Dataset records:

* Start *

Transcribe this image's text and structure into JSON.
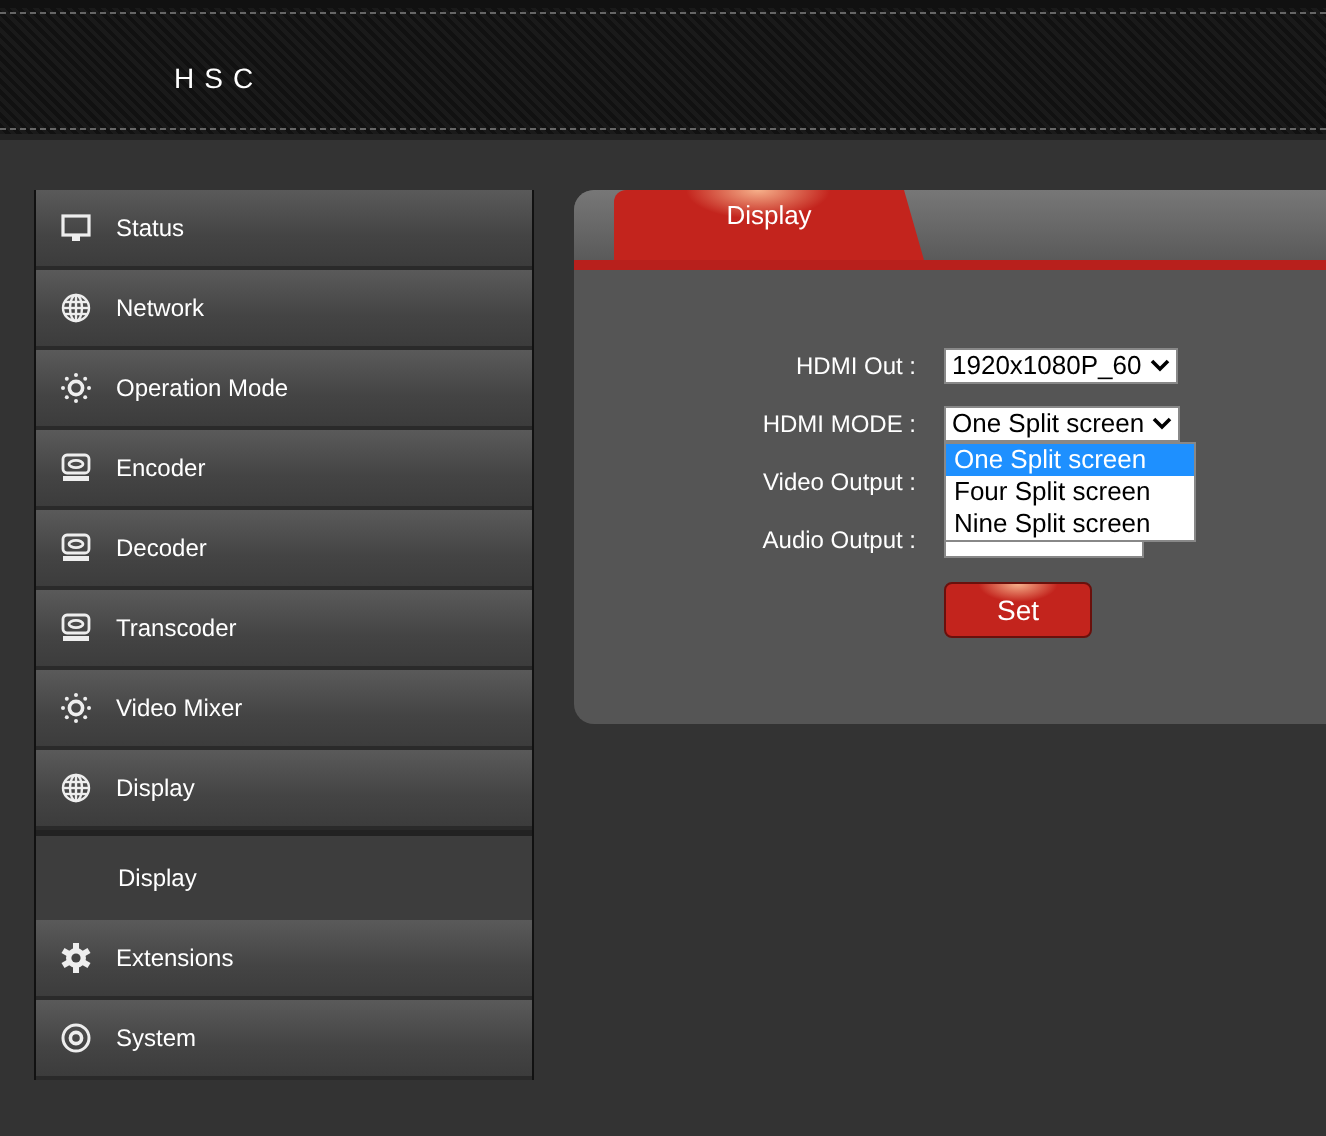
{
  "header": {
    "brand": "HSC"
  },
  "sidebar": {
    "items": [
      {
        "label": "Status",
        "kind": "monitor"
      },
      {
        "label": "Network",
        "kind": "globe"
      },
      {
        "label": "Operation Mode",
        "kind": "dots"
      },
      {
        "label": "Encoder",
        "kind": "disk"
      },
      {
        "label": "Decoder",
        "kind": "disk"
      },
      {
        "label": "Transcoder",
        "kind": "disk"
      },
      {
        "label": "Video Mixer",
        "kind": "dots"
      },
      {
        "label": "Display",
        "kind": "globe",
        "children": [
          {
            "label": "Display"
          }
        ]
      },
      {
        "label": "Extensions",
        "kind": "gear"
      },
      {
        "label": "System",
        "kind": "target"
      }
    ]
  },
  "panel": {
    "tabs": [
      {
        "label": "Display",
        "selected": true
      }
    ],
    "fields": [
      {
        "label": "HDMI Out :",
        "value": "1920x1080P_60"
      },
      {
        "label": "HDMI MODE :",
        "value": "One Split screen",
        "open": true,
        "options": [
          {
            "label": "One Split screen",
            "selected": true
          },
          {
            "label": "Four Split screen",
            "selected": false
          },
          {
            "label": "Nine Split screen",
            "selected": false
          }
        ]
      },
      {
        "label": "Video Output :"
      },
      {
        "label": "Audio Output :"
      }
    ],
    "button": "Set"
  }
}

* End *
* Start *

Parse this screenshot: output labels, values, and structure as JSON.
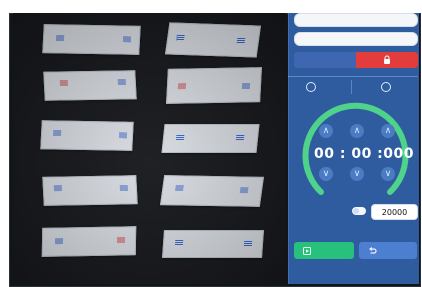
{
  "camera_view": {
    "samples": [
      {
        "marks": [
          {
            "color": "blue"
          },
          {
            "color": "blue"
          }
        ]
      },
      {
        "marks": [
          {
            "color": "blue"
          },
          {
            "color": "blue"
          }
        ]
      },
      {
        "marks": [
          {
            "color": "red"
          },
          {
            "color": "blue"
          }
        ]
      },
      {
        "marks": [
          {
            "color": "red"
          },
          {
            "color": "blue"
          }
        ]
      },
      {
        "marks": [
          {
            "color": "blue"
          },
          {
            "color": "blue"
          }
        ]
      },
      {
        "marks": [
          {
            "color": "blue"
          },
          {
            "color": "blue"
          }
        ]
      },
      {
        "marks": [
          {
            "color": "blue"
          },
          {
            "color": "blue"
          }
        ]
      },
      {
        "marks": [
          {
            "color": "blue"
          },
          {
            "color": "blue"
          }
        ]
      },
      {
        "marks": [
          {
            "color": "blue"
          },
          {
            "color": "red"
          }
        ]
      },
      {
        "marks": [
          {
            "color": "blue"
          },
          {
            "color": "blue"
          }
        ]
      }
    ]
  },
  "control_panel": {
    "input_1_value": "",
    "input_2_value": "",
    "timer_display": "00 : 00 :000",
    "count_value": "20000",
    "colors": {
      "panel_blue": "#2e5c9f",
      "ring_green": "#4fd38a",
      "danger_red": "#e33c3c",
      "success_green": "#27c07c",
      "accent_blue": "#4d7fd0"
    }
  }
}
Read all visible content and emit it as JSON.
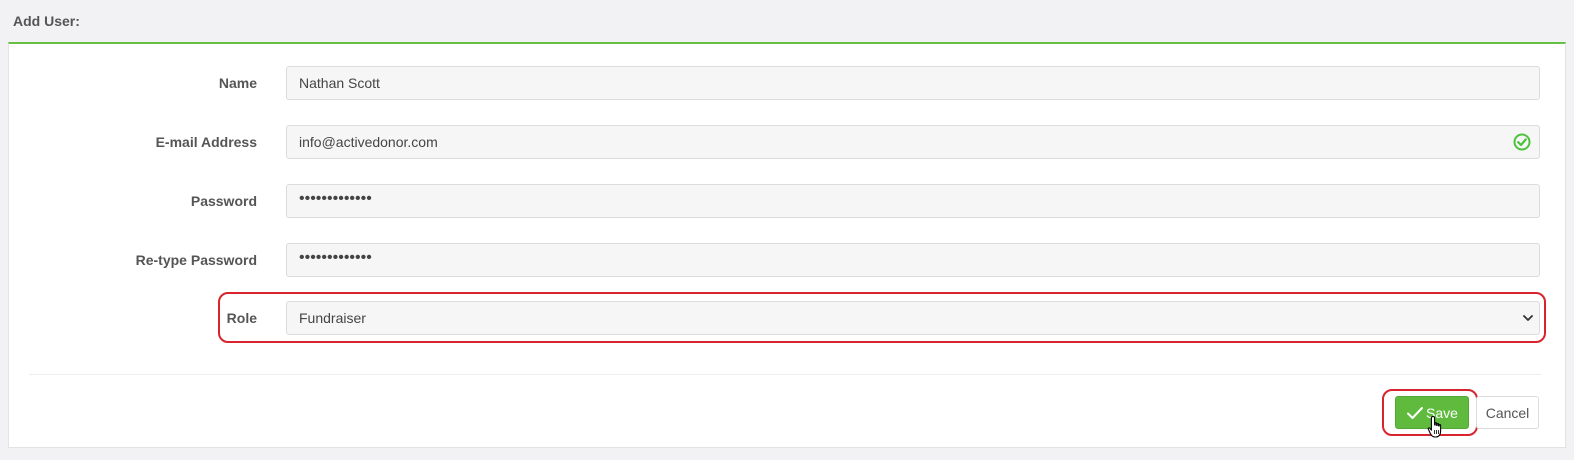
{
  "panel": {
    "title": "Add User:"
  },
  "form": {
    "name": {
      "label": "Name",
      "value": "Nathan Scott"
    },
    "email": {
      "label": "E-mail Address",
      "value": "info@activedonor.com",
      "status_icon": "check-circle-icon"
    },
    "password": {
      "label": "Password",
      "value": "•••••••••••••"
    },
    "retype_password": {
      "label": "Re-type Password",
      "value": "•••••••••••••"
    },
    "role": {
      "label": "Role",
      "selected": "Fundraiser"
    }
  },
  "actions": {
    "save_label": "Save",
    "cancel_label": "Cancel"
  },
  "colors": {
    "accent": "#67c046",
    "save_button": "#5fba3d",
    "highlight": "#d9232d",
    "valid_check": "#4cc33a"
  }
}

* End *

**INSTRUCTIONS TO FOLLOW**
Looking at the material above, count the lines containing the string "true" and reply with the count alone.

**WRITTEN ANSWER**
3